## WHAT TO PRODUCE
All records are to be retyped faithfully and completely.

-------- EXCERPTED RECORDS

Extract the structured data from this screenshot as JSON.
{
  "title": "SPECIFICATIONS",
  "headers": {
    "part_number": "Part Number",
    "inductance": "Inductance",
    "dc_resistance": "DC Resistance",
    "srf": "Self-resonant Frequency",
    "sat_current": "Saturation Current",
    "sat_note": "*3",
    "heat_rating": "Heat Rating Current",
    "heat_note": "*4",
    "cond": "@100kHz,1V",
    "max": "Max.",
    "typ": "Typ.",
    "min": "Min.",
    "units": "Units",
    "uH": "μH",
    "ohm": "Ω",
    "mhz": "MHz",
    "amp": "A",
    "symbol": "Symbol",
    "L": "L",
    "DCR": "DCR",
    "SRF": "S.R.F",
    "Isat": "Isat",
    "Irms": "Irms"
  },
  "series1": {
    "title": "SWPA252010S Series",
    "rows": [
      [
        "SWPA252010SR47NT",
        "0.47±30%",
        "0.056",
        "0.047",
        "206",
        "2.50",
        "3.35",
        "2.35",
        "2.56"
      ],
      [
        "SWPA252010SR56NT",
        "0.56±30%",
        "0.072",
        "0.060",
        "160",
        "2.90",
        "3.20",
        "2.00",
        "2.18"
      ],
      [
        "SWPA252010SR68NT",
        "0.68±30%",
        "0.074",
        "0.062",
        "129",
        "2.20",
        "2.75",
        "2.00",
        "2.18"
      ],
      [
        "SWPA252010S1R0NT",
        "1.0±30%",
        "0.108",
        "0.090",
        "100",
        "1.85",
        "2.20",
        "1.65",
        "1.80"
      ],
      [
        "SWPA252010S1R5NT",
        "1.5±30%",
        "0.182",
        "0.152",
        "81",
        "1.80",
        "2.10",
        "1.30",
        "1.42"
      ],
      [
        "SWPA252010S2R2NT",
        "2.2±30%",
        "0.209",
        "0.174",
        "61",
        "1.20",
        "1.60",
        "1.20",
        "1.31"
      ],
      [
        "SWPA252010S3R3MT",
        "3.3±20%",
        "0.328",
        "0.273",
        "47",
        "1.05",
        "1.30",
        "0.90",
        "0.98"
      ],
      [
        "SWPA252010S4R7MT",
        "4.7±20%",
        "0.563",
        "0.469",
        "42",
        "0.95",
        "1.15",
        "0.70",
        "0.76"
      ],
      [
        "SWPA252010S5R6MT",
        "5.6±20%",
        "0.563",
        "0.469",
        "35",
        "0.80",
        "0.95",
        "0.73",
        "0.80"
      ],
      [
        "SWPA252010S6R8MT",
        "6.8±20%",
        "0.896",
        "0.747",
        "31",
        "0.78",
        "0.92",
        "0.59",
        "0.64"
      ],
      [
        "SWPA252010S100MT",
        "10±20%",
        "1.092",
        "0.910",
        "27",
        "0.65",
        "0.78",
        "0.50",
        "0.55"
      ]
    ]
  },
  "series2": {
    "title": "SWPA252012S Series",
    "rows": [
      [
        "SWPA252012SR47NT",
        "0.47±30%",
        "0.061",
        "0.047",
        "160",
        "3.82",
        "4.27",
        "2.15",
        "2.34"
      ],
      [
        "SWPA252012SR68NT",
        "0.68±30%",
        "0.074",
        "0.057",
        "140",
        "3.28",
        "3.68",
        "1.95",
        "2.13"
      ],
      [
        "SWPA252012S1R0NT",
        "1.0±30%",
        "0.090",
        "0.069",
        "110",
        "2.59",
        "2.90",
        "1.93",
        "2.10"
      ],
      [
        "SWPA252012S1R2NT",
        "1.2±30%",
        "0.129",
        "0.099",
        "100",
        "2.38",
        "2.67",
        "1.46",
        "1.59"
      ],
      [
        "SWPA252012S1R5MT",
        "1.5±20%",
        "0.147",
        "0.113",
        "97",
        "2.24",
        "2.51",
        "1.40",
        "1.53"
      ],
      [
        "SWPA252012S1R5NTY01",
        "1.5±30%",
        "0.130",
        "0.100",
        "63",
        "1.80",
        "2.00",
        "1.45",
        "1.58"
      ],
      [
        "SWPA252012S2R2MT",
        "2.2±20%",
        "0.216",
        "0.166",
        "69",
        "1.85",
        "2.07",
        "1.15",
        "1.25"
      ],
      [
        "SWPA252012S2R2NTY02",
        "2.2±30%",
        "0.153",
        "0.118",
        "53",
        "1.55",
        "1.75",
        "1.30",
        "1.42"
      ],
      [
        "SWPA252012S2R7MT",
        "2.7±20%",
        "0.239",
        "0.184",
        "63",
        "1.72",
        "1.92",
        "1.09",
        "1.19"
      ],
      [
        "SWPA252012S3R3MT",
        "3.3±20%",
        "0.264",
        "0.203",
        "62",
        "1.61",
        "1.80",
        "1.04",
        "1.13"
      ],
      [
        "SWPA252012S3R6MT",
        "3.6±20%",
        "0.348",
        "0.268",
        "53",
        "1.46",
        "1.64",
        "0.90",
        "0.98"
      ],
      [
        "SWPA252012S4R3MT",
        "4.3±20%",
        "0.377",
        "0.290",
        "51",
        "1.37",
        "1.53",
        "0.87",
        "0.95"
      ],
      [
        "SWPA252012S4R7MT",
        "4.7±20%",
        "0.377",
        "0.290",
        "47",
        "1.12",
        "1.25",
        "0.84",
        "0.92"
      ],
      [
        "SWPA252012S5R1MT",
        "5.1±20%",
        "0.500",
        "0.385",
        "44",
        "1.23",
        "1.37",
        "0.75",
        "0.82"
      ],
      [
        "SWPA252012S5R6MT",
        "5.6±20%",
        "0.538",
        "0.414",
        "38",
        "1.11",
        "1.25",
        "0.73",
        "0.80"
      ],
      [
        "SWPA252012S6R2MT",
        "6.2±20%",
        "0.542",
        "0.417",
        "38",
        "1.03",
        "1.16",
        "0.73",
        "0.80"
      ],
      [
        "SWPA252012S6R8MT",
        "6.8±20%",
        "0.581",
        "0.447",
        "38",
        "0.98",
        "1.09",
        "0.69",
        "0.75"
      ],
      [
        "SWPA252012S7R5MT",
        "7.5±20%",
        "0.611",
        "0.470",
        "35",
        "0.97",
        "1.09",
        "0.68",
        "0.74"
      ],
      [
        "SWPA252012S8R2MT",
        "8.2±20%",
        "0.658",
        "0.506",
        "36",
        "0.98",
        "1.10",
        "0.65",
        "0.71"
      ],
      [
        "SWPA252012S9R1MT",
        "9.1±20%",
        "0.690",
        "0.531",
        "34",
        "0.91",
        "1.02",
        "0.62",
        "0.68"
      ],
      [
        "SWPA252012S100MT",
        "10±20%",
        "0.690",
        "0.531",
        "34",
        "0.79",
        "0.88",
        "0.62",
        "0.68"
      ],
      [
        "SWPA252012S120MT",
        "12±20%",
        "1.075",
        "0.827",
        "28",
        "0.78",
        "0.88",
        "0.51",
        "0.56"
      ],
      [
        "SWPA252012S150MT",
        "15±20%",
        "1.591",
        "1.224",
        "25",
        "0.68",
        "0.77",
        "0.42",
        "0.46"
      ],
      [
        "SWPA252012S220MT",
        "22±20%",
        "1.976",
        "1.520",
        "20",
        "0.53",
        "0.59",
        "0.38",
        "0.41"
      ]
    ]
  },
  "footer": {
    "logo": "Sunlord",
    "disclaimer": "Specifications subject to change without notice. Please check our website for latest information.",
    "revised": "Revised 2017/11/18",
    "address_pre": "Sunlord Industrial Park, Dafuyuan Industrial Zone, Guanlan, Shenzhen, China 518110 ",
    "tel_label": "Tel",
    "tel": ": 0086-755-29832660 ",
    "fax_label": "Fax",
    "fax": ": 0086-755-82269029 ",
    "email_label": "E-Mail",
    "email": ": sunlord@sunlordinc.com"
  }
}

----------------

## TASK SOLUTION
Extract the structured data from this screenshot as JSON.
{
  "title": "SPECIFICATIONS",
  "headers": {
    "part_number": "Part Number",
    "inductance": "Inductance",
    "dc_resistance": "DC Resistance",
    "srf": "Self-resonant Frequency",
    "sat_current": "Saturation Current",
    "sat_note": "*3",
    "heat_rating": "Heat Rating Current",
    "heat_note": "*4",
    "cond": "@100kHz,1V",
    "max": "Max.",
    "typ": "Typ.",
    "min": "Min.",
    "units": "Units",
    "uH": "μH",
    "ohm": "Ω",
    "mhz": "MHz",
    "amp": "A",
    "symbol": "Symbol",
    "L": "L",
    "DCR": "DCR",
    "SRF": "S.R.F",
    "Isat": "Isat",
    "Irms": "Irms"
  },
  "series1": {
    "title": "SWPA252010S Series",
    "rows": [
      [
        "SWPA252010SR47NT",
        "0.47±30%",
        "0.056",
        "0.047",
        "206",
        "2.50",
        "3.35",
        "2.35",
        "2.56"
      ],
      [
        "SWPA252010SR56NT",
        "0.56±30%",
        "0.072",
        "0.060",
        "160",
        "2.90",
        "3.20",
        "2.00",
        "2.18"
      ],
      [
        "SWPA252010SR68NT",
        "0.68±30%",
        "0.074",
        "0.062",
        "129",
        "2.20",
        "2.75",
        "2.00",
        "2.18"
      ],
      [
        "SWPA252010S1R0NT",
        "1.0±30%",
        "0.108",
        "0.090",
        "100",
        "1.85",
        "2.20",
        "1.65",
        "1.80"
      ],
      [
        "SWPA252010S1R5NT",
        "1.5±30%",
        "0.182",
        "0.152",
        "81",
        "1.80",
        "2.10",
        "1.30",
        "1.42"
      ],
      [
        "SWPA252010S2R2NT",
        "2.2±30%",
        "0.209",
        "0.174",
        "61",
        "1.20",
        "1.60",
        "1.20",
        "1.31"
      ],
      [
        "SWPA252010S3R3MT",
        "3.3±20%",
        "0.328",
        "0.273",
        "47",
        "1.05",
        "1.30",
        "0.90",
        "0.98"
      ],
      [
        "SWPA252010S4R7MT",
        "4.7±20%",
        "0.563",
        "0.469",
        "42",
        "0.95",
        "1.15",
        "0.70",
        "0.76"
      ],
      [
        "SWPA252010S5R6MT",
        "5.6±20%",
        "0.563",
        "0.469",
        "35",
        "0.80",
        "0.95",
        "0.73",
        "0.80"
      ],
      [
        "SWPA252010S6R8MT",
        "6.8±20%",
        "0.896",
        "0.747",
        "31",
        "0.78",
        "0.92",
        "0.59",
        "0.64"
      ],
      [
        "SWPA252010S100MT",
        "10±20%",
        "1.092",
        "0.910",
        "27",
        "0.65",
        "0.78",
        "0.50",
        "0.55"
      ]
    ]
  },
  "series2": {
    "title": "SWPA252012S Series",
    "rows": [
      [
        "SWPA252012SR47NT",
        "0.47±30%",
        "0.061",
        "0.047",
        "160",
        "3.82",
        "4.27",
        "2.15",
        "2.34"
      ],
      [
        "SWPA252012SR68NT",
        "0.68±30%",
        "0.074",
        "0.057",
        "140",
        "3.28",
        "3.68",
        "1.95",
        "2.13"
      ],
      [
        "SWPA252012S1R0NT",
        "1.0±30%",
        "0.090",
        "0.069",
        "110",
        "2.59",
        "2.90",
        "1.93",
        "2.10"
      ],
      [
        "SWPA252012S1R2NT",
        "1.2±30%",
        "0.129",
        "0.099",
        "100",
        "2.38",
        "2.67",
        "1.46",
        "1.59"
      ],
      [
        "SWPA252012S1R5MT",
        "1.5±20%",
        "0.147",
        "0.113",
        "97",
        "2.24",
        "2.51",
        "1.40",
        "1.53"
      ],
      [
        "SWPA252012S1R5NTY01",
        "1.5±30%",
        "0.130",
        "0.100",
        "63",
        "1.80",
        "2.00",
        "1.45",
        "1.58"
      ],
      [
        "SWPA252012S2R2MT",
        "2.2±20%",
        "0.216",
        "0.166",
        "69",
        "1.85",
        "2.07",
        "1.15",
        "1.25"
      ],
      [
        "SWPA252012S2R2NTY02",
        "2.2±30%",
        "0.153",
        "0.118",
        "53",
        "1.55",
        "1.75",
        "1.30",
        "1.42"
      ],
      [
        "SWPA252012S2R7MT",
        "2.7±20%",
        "0.239",
        "0.184",
        "63",
        "1.72",
        "1.92",
        "1.09",
        "1.19"
      ],
      [
        "SWPA252012S3R3MT",
        "3.3±20%",
        "0.264",
        "0.203",
        "62",
        "1.61",
        "1.80",
        "1.04",
        "1.13"
      ],
      [
        "SWPA252012S3R6MT",
        "3.6±20%",
        "0.348",
        "0.268",
        "53",
        "1.46",
        "1.64",
        "0.90",
        "0.98"
      ],
      [
        "SWPA252012S4R3MT",
        "4.3±20%",
        "0.377",
        "0.290",
        "51",
        "1.37",
        "1.53",
        "0.87",
        "0.95"
      ],
      [
        "SWPA252012S4R7MT",
        "4.7±20%",
        "0.377",
        "0.290",
        "47",
        "1.12",
        "1.25",
        "0.84",
        "0.92"
      ],
      [
        "SWPA252012S5R1MT",
        "5.1±20%",
        "0.500",
        "0.385",
        "44",
        "1.23",
        "1.37",
        "0.75",
        "0.82"
      ],
      [
        "SWPA252012S5R6MT",
        "5.6±20%",
        "0.538",
        "0.414",
        "38",
        "1.11",
        "1.25",
        "0.73",
        "0.80"
      ],
      [
        "SWPA252012S6R2MT",
        "6.2±20%",
        "0.542",
        "0.417",
        "38",
        "1.03",
        "1.16",
        "0.73",
        "0.80"
      ],
      [
        "SWPA252012S6R8MT",
        "6.8±20%",
        "0.581",
        "0.447",
        "38",
        "0.98",
        "1.09",
        "0.69",
        "0.75"
      ],
      [
        "SWPA252012S7R5MT",
        "7.5±20%",
        "0.611",
        "0.470",
        "35",
        "0.97",
        "1.09",
        "0.68",
        "0.74"
      ],
      [
        "SWPA252012S8R2MT",
        "8.2±20%",
        "0.658",
        "0.506",
        "36",
        "0.98",
        "1.10",
        "0.65",
        "0.71"
      ],
      [
        "SWPA252012S9R1MT",
        "9.1±20%",
        "0.690",
        "0.531",
        "34",
        "0.91",
        "1.02",
        "0.62",
        "0.68"
      ],
      [
        "SWPA252012S100MT",
        "10±20%",
        "0.690",
        "0.531",
        "34",
        "0.79",
        "0.88",
        "0.62",
        "0.68"
      ],
      [
        "SWPA252012S120MT",
        "12±20%",
        "1.075",
        "0.827",
        "28",
        "0.78",
        "0.88",
        "0.51",
        "0.56"
      ],
      [
        "SWPA252012S150MT",
        "15±20%",
        "1.591",
        "1.224",
        "25",
        "0.68",
        "0.77",
        "0.42",
        "0.46"
      ],
      [
        "SWPA252012S220MT",
        "22±20%",
        "1.976",
        "1.520",
        "20",
        "0.53",
        "0.59",
        "0.38",
        "0.41"
      ]
    ]
  },
  "footer": {
    "logo": "Sunlord",
    "disclaimer": "Specifications subject to change without notice. Please check our website for latest information.",
    "revised": "Revised 2017/11/18",
    "address_pre": "Sunlord Industrial Park, Dafuyuan Industrial Zone, Guanlan, Shenzhen, China 518110 ",
    "tel_label": "Tel",
    "tel": ": 0086-755-29832660 ",
    "fax_label": "Fax",
    "fax": ": 0086-755-82269029 ",
    "email_label": "E-Mail",
    "email": ": sunlord@sunlordinc.com"
  }
}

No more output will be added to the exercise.